Filter the records below and copy every line containing the word "expression".

• **Data for this exercise**
* START *

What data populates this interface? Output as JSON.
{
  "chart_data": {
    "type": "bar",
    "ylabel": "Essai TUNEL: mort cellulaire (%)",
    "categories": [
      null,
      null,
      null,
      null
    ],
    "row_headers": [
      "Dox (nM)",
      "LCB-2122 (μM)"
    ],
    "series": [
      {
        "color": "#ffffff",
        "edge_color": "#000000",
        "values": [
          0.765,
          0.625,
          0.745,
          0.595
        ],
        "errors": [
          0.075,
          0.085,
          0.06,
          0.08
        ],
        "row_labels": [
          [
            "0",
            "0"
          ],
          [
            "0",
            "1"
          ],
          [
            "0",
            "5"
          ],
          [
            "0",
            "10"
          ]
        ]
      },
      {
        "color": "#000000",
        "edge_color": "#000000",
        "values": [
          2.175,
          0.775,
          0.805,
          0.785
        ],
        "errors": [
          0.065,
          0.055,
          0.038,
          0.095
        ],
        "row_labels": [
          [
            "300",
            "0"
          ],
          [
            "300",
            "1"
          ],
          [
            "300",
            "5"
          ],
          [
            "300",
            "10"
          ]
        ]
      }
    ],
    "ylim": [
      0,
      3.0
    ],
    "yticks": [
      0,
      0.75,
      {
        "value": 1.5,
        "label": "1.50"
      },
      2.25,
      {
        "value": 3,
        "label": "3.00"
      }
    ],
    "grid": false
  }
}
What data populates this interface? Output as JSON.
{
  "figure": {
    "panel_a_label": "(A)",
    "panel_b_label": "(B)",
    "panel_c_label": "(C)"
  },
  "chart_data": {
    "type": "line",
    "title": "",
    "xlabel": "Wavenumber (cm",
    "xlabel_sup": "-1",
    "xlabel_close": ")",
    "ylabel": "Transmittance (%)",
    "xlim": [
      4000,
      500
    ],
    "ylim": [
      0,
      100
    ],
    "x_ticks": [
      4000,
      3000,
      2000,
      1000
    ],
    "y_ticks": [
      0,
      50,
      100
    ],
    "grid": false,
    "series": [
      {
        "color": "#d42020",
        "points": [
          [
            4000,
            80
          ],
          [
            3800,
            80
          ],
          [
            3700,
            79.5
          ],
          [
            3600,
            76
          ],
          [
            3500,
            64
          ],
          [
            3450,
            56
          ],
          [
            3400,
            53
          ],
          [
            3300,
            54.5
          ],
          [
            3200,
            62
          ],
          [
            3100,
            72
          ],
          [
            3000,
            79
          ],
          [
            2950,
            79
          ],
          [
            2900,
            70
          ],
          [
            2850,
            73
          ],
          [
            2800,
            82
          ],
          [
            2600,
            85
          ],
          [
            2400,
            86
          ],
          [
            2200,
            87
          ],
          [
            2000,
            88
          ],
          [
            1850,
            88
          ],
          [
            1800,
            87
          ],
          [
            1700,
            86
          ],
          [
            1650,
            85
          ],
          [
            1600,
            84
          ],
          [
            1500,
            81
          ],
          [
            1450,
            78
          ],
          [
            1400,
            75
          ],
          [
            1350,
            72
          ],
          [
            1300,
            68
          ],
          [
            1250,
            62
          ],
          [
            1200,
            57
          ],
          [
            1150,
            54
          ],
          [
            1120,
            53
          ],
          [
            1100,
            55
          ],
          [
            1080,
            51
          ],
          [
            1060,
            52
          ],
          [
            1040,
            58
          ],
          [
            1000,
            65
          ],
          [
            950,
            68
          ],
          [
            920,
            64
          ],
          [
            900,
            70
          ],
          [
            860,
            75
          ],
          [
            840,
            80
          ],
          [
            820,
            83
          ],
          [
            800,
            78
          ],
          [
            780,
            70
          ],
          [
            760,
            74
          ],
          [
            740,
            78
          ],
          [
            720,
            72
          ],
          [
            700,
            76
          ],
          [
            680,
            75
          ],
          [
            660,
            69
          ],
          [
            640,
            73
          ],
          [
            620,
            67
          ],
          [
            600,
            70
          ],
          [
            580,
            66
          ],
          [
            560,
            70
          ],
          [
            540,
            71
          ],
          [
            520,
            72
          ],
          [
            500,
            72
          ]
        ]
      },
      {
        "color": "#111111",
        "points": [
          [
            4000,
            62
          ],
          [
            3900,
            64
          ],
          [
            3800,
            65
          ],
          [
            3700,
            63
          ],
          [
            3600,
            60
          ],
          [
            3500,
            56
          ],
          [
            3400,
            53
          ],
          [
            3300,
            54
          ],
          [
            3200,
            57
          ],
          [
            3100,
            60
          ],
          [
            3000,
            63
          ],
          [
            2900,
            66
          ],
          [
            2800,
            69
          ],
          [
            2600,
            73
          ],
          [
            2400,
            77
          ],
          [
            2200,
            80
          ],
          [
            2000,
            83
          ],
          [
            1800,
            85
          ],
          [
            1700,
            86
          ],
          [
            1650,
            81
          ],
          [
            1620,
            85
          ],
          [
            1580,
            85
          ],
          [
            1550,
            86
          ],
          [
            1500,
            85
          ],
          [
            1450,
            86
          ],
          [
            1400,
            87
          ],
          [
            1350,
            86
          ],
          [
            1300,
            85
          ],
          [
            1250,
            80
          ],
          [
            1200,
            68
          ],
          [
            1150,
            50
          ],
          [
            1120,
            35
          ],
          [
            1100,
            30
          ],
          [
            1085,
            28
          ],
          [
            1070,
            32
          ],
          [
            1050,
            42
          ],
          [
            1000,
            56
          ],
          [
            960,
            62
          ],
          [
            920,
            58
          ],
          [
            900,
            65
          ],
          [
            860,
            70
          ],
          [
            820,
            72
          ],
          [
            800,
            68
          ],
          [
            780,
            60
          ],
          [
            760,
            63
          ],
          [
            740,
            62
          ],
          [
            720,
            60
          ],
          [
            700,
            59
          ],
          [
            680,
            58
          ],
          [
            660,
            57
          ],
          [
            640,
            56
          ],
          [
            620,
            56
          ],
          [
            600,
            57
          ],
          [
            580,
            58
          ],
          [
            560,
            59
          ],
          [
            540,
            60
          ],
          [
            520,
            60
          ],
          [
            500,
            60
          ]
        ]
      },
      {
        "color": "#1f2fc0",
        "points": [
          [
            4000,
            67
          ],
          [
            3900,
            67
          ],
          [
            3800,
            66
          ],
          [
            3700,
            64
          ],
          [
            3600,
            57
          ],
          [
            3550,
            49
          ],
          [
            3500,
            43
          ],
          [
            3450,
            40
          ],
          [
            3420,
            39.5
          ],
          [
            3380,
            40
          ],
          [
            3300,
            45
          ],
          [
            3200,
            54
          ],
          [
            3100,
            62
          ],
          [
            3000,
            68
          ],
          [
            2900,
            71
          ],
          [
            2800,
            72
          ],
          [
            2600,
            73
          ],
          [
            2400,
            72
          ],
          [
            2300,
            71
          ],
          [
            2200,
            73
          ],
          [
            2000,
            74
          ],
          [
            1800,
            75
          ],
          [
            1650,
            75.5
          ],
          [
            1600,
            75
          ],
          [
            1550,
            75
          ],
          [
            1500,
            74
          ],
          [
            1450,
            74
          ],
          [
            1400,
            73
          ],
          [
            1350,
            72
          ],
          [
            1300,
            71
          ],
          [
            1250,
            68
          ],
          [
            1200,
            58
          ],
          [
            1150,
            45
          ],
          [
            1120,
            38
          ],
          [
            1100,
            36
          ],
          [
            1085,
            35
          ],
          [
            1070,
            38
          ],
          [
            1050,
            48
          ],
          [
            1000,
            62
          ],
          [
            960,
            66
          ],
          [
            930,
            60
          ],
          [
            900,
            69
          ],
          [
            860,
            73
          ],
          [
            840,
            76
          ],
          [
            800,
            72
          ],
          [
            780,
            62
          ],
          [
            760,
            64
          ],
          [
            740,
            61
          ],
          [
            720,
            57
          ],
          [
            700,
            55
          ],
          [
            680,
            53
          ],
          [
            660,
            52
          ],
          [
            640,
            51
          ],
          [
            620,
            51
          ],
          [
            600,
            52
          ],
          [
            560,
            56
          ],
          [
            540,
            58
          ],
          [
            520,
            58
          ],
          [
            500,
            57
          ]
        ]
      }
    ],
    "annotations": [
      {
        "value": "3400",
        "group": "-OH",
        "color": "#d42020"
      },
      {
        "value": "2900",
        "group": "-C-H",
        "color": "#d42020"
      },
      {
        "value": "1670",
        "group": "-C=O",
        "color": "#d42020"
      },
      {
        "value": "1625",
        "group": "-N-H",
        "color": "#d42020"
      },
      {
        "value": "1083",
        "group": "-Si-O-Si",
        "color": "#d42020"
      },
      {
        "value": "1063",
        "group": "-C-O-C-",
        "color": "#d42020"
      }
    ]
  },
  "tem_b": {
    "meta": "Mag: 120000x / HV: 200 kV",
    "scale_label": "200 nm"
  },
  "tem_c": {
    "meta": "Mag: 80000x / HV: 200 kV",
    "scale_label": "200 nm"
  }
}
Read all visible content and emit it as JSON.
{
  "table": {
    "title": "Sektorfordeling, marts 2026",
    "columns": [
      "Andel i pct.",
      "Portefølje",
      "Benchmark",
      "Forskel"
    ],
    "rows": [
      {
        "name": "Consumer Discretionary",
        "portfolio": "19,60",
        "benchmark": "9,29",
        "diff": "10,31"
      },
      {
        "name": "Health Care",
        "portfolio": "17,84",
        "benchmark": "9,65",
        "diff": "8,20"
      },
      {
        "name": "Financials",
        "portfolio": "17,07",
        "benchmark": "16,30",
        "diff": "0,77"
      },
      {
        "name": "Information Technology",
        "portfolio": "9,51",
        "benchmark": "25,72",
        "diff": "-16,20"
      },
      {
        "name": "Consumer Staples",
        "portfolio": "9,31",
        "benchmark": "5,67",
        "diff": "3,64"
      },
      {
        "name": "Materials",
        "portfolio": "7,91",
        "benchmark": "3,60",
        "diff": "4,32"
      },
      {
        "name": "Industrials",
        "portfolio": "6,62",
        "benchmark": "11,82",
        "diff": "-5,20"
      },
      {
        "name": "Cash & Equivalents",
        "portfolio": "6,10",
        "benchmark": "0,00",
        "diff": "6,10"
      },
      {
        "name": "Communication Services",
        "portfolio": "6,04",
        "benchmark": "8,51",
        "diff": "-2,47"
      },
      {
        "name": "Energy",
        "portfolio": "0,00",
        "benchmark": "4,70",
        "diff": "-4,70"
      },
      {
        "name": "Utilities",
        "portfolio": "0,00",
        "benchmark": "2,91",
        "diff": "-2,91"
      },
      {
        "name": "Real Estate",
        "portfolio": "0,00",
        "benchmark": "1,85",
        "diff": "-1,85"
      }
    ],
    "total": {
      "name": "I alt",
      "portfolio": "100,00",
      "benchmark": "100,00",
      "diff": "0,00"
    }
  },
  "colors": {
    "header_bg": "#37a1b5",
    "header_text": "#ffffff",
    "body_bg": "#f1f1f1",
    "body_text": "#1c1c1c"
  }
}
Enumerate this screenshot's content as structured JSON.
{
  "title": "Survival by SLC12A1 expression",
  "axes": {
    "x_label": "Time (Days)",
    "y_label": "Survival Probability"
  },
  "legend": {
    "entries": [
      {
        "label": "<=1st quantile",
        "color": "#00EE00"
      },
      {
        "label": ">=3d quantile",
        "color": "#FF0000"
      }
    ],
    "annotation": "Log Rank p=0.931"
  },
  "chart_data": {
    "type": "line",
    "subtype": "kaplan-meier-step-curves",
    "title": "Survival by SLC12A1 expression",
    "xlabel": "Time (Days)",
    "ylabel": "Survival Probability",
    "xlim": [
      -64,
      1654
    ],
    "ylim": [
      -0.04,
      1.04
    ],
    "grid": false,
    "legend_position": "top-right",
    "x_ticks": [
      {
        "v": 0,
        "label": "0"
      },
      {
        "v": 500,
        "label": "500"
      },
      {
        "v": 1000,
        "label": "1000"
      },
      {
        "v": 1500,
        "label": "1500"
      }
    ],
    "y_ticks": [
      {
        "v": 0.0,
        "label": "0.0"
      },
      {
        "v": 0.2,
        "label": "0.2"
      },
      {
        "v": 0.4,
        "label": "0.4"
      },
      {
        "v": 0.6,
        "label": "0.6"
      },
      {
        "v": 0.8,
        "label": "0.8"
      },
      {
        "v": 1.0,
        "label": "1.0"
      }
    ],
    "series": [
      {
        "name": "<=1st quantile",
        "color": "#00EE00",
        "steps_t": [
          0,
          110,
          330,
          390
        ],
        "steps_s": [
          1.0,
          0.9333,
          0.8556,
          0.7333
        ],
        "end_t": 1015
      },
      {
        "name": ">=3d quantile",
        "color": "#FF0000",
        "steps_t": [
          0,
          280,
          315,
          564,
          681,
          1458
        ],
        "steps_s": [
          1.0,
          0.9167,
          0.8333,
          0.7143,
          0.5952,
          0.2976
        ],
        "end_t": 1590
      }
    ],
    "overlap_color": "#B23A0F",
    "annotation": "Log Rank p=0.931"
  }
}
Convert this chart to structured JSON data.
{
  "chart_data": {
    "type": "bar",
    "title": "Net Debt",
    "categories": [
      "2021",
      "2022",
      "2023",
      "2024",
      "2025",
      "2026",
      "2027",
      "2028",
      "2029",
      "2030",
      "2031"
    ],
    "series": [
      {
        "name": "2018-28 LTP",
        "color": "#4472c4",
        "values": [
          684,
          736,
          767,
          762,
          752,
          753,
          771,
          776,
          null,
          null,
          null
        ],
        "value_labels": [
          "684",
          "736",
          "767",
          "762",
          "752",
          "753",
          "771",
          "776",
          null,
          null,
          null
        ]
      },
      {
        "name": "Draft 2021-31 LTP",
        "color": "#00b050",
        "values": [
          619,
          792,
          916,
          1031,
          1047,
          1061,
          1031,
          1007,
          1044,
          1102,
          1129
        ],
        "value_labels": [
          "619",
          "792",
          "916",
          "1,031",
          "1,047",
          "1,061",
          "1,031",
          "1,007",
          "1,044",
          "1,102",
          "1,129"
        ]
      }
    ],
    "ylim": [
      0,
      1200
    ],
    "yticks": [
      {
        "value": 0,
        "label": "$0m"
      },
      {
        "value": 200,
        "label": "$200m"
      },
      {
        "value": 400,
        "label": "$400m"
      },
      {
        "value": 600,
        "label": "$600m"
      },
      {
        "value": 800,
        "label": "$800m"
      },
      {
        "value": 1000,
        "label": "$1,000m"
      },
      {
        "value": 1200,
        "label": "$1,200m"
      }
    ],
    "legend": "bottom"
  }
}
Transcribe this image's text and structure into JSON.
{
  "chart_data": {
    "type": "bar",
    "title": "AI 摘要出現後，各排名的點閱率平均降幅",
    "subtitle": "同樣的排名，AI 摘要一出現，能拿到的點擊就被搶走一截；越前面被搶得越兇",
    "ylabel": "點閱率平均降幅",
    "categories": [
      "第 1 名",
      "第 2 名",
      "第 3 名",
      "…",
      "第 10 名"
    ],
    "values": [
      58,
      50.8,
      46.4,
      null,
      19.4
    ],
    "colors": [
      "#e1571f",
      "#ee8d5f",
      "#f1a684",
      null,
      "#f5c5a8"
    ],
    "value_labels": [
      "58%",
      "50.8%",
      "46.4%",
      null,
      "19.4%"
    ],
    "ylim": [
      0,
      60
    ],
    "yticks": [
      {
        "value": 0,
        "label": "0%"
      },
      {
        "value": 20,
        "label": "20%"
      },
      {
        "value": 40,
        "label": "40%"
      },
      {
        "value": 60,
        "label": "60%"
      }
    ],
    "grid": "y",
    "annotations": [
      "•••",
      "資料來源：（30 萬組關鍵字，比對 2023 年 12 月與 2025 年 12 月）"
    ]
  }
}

* END *

• **Complete response**
  "title": "Survival by SLC12A1 expression",
    "title": "Survival by SLC12A1 expression",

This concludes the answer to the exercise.